BEGIN MATERIALS PROVIDED

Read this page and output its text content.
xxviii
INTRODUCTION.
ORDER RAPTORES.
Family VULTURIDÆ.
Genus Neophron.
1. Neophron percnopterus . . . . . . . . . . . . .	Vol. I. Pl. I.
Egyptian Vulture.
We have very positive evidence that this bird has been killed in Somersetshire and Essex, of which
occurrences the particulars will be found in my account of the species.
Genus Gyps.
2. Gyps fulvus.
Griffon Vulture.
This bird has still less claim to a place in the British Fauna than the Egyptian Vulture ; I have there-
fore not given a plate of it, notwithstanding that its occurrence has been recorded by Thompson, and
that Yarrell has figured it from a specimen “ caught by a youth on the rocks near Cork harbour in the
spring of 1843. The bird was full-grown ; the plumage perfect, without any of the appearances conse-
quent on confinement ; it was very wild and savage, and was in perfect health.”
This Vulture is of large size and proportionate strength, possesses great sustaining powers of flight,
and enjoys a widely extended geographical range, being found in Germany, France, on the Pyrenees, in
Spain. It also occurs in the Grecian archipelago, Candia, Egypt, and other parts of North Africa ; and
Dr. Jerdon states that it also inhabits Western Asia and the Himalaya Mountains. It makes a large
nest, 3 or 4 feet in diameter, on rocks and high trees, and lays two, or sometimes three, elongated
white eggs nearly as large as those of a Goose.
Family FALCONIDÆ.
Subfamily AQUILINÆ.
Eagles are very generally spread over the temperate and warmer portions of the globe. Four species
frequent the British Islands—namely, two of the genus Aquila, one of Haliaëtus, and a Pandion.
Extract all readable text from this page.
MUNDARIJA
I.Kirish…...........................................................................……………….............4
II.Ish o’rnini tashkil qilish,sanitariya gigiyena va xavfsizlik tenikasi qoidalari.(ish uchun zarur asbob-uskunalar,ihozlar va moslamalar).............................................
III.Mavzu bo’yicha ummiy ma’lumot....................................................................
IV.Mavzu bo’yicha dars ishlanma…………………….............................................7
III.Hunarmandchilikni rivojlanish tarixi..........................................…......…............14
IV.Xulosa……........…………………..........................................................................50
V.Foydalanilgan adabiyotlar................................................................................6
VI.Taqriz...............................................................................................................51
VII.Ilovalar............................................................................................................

END MATERIALS PROVIDED
BEGIN MATERIALS PROVIDED

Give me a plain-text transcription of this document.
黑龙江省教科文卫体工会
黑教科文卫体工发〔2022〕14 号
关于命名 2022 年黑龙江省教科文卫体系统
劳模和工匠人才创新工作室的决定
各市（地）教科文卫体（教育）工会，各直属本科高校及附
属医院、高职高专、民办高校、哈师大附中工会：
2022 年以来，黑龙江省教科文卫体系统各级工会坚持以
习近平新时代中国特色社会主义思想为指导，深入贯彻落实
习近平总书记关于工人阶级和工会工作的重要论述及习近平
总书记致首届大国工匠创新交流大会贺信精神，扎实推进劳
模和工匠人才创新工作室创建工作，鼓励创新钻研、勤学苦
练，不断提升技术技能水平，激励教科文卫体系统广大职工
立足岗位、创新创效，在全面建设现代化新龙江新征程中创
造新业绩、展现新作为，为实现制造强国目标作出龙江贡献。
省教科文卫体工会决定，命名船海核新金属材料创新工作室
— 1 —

END MATERIALS PROVIDED
BEGIN MATERIALS PROVIDED

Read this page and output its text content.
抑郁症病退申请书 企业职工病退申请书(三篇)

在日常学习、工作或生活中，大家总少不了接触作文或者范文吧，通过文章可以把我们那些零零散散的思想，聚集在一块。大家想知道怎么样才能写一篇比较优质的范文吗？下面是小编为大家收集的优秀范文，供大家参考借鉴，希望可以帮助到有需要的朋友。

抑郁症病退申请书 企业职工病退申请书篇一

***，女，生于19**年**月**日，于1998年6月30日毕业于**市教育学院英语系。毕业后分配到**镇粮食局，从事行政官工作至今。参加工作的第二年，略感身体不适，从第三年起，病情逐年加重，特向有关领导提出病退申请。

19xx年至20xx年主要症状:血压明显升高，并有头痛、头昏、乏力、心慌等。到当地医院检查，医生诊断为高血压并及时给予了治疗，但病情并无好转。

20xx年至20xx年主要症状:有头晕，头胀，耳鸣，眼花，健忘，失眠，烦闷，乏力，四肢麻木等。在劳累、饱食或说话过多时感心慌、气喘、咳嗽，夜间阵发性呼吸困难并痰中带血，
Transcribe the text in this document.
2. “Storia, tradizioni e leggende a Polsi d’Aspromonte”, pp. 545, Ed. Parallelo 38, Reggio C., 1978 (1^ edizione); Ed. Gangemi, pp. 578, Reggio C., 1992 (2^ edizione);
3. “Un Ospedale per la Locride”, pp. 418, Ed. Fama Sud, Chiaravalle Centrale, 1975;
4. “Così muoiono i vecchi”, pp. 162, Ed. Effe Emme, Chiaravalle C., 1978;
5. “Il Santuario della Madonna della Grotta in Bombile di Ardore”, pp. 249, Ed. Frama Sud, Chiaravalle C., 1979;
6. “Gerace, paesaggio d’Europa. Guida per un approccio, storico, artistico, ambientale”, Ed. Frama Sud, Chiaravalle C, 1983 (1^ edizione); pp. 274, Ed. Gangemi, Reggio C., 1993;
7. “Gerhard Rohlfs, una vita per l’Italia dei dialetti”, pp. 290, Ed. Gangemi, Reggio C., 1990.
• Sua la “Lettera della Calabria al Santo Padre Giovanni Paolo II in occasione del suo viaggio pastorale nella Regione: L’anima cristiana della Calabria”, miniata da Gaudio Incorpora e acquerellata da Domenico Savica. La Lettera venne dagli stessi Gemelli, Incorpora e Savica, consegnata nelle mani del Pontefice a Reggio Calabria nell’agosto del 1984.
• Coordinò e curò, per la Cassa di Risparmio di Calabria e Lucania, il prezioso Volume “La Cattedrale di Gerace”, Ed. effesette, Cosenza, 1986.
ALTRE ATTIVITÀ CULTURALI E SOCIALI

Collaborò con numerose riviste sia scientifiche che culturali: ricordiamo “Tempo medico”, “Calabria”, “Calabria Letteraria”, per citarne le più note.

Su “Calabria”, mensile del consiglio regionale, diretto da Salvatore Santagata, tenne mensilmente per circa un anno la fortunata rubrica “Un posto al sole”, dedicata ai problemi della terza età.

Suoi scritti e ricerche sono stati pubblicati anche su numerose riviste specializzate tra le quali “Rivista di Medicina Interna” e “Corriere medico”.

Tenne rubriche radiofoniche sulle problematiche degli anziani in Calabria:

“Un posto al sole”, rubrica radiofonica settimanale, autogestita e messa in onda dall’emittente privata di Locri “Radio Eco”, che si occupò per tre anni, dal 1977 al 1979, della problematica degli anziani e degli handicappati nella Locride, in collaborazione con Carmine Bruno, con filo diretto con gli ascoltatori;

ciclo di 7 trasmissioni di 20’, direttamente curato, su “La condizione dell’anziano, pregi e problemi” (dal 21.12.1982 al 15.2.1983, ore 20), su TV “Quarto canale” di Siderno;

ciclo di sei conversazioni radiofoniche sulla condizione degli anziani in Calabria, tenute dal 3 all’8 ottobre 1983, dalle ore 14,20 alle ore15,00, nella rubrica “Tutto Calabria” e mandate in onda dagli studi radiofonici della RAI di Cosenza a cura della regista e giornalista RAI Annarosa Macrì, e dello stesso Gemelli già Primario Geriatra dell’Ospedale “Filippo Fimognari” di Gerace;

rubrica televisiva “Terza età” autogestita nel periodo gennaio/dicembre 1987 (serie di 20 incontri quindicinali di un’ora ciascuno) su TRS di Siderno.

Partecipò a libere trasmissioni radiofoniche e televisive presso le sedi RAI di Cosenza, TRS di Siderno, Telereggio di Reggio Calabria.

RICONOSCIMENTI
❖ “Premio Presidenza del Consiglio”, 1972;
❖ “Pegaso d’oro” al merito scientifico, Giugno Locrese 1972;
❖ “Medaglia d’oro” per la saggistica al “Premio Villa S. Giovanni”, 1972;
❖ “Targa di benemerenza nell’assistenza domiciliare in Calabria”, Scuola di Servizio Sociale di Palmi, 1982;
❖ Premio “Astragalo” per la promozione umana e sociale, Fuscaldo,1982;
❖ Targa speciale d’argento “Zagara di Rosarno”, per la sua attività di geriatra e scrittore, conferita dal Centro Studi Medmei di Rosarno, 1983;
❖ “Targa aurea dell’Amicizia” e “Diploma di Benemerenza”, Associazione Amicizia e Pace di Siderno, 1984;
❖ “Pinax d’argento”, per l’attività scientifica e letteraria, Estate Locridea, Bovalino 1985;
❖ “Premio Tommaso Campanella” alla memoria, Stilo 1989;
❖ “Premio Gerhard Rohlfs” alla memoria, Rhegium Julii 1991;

END MATERIALS PROVIDED

:: DIRECTIVE ::
From the entries above, copy each line holding "Gerhard".

:: ANSWER FOR THIS EXERCISE ::
7. “Gerhard Rohlfs, una vita per l’Italia dei dialetti”, pp. 290, Ed. Gangemi, Reggio C., 1990.
❖ “Premio Gerhard Rohlfs” alla memoria, Rhegium Julii 1991;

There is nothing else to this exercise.